◆ WHAT YOU ARE ASKED TO DO ◆
The records should be written out in full, with nothing altered.

◆ Dataset listings of figures ◆
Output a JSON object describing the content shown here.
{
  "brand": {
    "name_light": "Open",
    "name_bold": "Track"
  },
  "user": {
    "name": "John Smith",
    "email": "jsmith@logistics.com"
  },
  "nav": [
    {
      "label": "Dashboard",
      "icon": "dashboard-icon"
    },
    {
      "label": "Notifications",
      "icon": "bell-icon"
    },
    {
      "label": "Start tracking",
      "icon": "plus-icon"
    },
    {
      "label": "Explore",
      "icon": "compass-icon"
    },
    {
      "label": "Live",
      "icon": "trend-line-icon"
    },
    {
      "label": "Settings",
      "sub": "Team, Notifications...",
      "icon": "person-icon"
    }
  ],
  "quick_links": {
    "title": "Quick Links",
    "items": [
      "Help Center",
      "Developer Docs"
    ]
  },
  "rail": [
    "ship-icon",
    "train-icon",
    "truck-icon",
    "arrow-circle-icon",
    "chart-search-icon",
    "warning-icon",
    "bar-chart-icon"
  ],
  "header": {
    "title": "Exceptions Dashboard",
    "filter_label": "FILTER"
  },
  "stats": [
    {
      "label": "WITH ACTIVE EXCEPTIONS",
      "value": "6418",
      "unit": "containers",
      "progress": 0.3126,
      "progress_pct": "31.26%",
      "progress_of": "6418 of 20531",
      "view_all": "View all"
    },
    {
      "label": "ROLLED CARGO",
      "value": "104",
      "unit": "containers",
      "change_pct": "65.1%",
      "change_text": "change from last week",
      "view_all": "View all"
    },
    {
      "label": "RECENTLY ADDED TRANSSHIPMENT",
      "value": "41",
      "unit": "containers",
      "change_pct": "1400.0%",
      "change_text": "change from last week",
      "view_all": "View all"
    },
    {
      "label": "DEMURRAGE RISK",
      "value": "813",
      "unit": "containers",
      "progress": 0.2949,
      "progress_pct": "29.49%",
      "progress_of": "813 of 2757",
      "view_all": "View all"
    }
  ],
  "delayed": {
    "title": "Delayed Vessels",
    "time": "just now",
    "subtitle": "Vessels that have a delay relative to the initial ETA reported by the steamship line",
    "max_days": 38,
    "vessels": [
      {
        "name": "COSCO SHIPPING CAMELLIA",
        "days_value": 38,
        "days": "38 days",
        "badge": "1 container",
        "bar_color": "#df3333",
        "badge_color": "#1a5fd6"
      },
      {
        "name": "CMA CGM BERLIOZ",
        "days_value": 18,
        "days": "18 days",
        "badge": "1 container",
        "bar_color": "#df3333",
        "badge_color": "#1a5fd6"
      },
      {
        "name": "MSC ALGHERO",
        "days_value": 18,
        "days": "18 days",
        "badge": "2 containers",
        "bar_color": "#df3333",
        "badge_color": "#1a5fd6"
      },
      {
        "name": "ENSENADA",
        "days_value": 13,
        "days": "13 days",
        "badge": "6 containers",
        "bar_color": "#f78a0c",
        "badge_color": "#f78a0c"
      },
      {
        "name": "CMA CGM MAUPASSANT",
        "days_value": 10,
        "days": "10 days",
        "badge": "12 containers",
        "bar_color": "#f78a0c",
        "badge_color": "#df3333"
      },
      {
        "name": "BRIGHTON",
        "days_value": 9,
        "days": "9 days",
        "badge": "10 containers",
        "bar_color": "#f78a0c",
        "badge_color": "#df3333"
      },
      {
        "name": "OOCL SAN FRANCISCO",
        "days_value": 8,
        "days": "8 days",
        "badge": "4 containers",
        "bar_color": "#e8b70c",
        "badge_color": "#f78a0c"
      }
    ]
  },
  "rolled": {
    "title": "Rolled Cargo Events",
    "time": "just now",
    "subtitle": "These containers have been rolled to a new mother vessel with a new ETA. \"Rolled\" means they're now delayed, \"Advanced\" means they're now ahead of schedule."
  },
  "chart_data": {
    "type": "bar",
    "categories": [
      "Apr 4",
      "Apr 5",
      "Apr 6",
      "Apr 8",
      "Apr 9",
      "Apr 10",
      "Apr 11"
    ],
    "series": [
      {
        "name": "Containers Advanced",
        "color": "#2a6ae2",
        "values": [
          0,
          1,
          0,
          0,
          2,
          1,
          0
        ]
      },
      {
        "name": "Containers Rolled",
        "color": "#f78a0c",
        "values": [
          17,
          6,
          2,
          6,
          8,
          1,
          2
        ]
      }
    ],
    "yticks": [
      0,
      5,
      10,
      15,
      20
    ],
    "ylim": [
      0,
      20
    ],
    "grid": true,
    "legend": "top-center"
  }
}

◆ FINAL RESULT ◆
Output a JSON object describing the content shown here.
{
  "brand": {
    "name_light": "Open",
    "name_bold": "Track"
  },
  "user": {
    "name": "John Smith",
    "email": "jsmith@logistics.com"
  },
  "nav": [
    {
      "label": "Dashboard",
      "icon": "dashboard-icon"
    },
    {
      "label": "Notifications",
      "icon": "bell-icon"
    },
    {
      "label": "Start tracking",
      "icon": "plus-icon"
    },
    {
      "label": "Explore",
      "icon": "compass-icon"
    },
    {
      "label": "Live",
      "icon": "trend-line-icon"
    },
    {
      "label": "Settings",
      "sub": "Team, Notifications...",
      "icon": "person-icon"
    }
  ],
  "quick_links": {
    "title": "Quick Links",
    "items": [
      "Help Center",
      "Developer Docs"
    ]
  },
  "rail": [
    "ship-icon",
    "train-icon",
    "truck-icon",
    "arrow-circle-icon",
    "chart-search-icon",
    "warning-icon",
    "bar-chart-icon"
  ],
  "header": {
    "title": "Exceptions Dashboard",
    "filter_label": "FILTER"
  },
  "stats": [
    {
      "label": "WITH ACTIVE EXCEPTIONS",
      "value": "6418",
      "unit": "containers",
      "progress": 0.3126,
      "progress_pct": "31.26%",
      "progress_of": "6418 of 20531",
      "view_all": "View all"
    },
    {
      "label": "ROLLED CARGO",
      "value": "104",
      "unit": "containers",
      "change_pct": "65.1%",
      "change_text": "change from last week",
      "view_all": "View all"
    },
    {
      "label": "RECENTLY ADDED TRANSSHIPMENT",
      "value": "41",
      "unit": "containers",
      "change_pct": "1400.0%",
      "change_text": "change from last week",
      "view_all": "View all"
    },
    {
      "label": "DEMURRAGE RISK",
      "value": "813",
      "unit": "containers",
      "progress": 0.2949,
      "progress_pct": "29.49%",
      "progress_of": "813 of 2757",
      "view_all": "View all"
    }
  ],
  "delayed": {
    "title": "Delayed Vessels",
    "time": "just now",
    "subtitle": "Vessels that have a delay relative to the initial ETA reported by the steamship line",
    "max_days": 38,
    "vessels": [
      {
        "name": "COSCO SHIPPING CAMELLIA",
        "days_value": 38,
        "days": "38 days",
        "badge": "1 container",
        "bar_color": "#df3333",
        "badge_color": "#1a5fd6"
      },
      {
        "name": "CMA CGM BERLIOZ",
        "days_value": 18,
        "days": "18 days",
        "badge": "1 container",
        "bar_color": "#df3333",
        "badge_color": "#1a5fd6"
      },
      {
        "name": "MSC ALGHERO",
        "days_value": 18,
        "days": "18 days",
        "badge": "2 containers",
        "bar_color": "#df3333",
        "badge_color": "#1a5fd6"
      },
      {
        "name": "ENSENADA",
        "days_value": 13,
        "days": "13 days",
        "badge": "6 containers",
        "bar_color": "#f78a0c",
        "badge_color": "#f78a0c"
      },
      {
        "name": "CMA CGM MAUPASSANT",
        "days_value": 10,
        "days": "10 days",
        "badge": "12 containers",
        "bar_color": "#f78a0c",
        "badge_color": "#df3333"
      },
      {
        "name": "BRIGHTON",
        "days_value": 9,
        "days": "9 days",
        "badge": "10 containers",
        "bar_color": "#f78a0c",
        "badge_color": "#df3333"
      },
      {
        "name": "OOCL SAN FRANCISCO",
        "days_value": 8,
        "days": "8 days",
        "badge": "4 containers",
        "bar_color": "#e8b70c",
        "badge_color": "#f78a0c"
      }
    ]
  },
  "rolled": {
    "title": "Rolled Cargo Events",
    "time": "just now",
    "subtitle": "These containers have been rolled to a new mother vessel with a new ETA. \"Rolled\" means they're now delayed, \"Advanced\" means they're now ahead of schedule."
  },
  "chart_data": {
    "type": "bar",
    "categories": [
      "Apr 4",
      "Apr 5",
      "Apr 6",
      "Apr 8",
      "Apr 9",
      "Apr 10",
      "Apr 11"
    ],
    "series": [
      {
        "name": "Containers Advanced",
        "color": "#2a6ae2",
        "values": [
          0,
          1,
          0,
          0,
          2,
          1,
          0
        ]
      },
      {
        "name": "Containers Rolled",
        "color": "#f78a0c",
        "values": [
          17,
          6,
          2,
          6,
          8,
          1,
          2
        ]
      }
    ],
    "yticks": [
      0,
      5,
      10,
      15,
      20
    ],
    "ylim": [
      0,
      20
    ],
    "grid": true,
    "legend": "top-center"
  }
}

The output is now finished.